[begin Given records]
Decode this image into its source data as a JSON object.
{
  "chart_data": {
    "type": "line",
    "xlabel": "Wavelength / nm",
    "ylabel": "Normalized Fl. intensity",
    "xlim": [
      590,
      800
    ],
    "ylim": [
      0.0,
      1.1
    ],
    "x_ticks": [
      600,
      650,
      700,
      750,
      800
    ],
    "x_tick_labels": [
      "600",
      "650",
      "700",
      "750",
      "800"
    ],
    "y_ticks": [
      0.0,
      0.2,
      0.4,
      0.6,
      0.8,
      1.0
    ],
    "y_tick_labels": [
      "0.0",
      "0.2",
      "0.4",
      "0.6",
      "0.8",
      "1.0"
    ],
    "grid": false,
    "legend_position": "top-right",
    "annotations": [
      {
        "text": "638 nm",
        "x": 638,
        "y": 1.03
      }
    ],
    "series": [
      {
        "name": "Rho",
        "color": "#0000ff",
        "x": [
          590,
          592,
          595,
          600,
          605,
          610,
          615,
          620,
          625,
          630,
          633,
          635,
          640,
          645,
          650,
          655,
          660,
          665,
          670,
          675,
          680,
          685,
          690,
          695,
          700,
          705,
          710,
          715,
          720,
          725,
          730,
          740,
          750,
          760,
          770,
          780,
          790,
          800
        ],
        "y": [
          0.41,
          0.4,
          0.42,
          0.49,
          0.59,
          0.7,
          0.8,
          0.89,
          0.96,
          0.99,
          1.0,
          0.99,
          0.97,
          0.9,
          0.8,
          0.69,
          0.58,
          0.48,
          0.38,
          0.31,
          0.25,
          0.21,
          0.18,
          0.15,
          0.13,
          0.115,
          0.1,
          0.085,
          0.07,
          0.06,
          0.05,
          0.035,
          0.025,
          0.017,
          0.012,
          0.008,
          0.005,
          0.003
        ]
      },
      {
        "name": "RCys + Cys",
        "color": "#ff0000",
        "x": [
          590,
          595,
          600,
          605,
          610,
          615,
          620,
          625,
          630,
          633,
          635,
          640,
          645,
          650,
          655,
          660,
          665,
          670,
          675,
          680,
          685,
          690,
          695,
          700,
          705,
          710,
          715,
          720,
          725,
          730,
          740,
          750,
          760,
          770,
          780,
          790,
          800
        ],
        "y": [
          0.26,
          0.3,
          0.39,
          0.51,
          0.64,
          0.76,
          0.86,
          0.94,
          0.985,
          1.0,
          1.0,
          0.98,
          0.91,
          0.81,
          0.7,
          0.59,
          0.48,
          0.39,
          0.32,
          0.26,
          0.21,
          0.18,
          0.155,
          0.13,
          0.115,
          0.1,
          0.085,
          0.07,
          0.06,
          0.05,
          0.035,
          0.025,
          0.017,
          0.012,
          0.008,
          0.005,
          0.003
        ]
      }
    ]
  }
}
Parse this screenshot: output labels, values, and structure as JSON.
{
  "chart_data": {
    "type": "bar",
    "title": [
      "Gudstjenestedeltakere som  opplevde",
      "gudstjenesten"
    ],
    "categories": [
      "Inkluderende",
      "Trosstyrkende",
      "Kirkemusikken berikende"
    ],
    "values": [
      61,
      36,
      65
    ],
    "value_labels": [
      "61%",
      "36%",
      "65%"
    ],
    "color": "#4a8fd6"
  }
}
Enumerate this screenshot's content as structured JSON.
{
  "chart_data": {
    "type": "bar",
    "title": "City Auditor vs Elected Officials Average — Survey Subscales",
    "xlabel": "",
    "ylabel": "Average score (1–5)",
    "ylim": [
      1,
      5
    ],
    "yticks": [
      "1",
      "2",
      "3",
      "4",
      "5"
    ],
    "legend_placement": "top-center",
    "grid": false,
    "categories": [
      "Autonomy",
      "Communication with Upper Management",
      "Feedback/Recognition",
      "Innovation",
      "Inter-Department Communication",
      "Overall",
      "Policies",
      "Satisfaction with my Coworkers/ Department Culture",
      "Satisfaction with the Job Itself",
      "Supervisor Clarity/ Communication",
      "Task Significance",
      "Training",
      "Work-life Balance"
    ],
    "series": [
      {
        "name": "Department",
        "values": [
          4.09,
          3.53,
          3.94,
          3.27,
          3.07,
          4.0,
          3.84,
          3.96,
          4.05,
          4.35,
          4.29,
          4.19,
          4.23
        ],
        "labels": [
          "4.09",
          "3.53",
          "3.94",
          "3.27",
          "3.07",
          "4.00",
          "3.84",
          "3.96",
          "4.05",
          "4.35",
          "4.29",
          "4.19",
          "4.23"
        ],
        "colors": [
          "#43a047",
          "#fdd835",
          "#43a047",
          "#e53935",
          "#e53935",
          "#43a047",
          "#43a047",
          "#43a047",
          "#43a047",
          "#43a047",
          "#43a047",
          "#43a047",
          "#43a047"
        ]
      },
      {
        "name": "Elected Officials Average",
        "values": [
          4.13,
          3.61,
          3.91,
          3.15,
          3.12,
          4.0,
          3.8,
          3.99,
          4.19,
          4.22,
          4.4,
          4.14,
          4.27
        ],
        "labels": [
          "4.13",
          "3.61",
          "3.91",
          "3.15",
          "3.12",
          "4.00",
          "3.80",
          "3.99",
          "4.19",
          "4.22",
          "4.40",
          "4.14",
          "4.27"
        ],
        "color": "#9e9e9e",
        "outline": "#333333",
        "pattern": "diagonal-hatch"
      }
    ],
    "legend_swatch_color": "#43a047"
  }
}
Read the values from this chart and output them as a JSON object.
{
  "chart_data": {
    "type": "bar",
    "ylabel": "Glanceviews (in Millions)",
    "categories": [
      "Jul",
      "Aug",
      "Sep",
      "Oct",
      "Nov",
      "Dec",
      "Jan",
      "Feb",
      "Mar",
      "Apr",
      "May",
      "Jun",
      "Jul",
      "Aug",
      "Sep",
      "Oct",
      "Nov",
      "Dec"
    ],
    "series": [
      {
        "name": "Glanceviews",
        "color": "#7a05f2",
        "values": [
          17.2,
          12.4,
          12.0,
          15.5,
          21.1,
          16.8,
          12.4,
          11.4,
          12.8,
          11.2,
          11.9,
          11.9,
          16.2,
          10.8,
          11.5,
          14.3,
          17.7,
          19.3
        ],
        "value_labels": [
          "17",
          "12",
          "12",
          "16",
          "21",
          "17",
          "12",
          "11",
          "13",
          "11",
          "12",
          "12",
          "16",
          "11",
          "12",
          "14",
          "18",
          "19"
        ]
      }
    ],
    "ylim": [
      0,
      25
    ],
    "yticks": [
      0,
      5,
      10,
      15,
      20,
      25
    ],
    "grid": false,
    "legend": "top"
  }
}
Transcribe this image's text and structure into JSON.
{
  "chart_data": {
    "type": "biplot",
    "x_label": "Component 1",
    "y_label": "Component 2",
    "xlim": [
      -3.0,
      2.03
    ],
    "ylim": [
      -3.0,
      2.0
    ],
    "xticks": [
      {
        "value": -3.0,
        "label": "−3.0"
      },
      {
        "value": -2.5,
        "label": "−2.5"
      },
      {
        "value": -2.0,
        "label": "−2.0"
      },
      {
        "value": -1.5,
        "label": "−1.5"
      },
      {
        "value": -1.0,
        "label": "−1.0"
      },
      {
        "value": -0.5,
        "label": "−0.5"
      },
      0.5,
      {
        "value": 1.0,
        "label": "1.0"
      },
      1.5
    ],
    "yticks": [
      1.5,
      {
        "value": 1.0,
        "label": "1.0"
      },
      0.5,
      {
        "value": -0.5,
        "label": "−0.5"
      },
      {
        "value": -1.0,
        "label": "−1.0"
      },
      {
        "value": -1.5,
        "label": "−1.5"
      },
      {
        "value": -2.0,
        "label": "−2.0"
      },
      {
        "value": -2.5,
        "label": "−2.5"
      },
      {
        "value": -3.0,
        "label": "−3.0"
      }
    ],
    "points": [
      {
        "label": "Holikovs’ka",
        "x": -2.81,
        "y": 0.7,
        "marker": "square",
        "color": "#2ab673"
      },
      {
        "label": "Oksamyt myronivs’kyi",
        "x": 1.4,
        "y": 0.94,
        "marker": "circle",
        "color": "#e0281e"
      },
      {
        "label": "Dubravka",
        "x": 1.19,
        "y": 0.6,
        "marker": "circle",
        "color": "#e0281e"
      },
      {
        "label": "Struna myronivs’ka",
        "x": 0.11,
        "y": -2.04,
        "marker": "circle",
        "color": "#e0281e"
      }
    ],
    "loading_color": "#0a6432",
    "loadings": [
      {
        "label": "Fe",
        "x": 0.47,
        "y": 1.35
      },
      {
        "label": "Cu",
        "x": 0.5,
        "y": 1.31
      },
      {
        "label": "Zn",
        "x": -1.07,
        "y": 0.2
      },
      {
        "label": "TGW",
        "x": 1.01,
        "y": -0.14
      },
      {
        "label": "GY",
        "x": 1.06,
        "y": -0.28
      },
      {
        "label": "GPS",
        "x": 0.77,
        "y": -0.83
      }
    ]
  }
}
[end Given records]
*Exercise brief*:
Only lines holding the string "JSON" are wanted; gather each one from the entries above.

*Solution to this task*:
Decode this image into its source data as a JSON object.
Parse this screenshot: output labels, values, and structure as JSON.
Enumerate this screenshot's content as structured JSON.
Read the values from this chart and output them as a JSON object.
Transcribe this image's text and structure into JSON.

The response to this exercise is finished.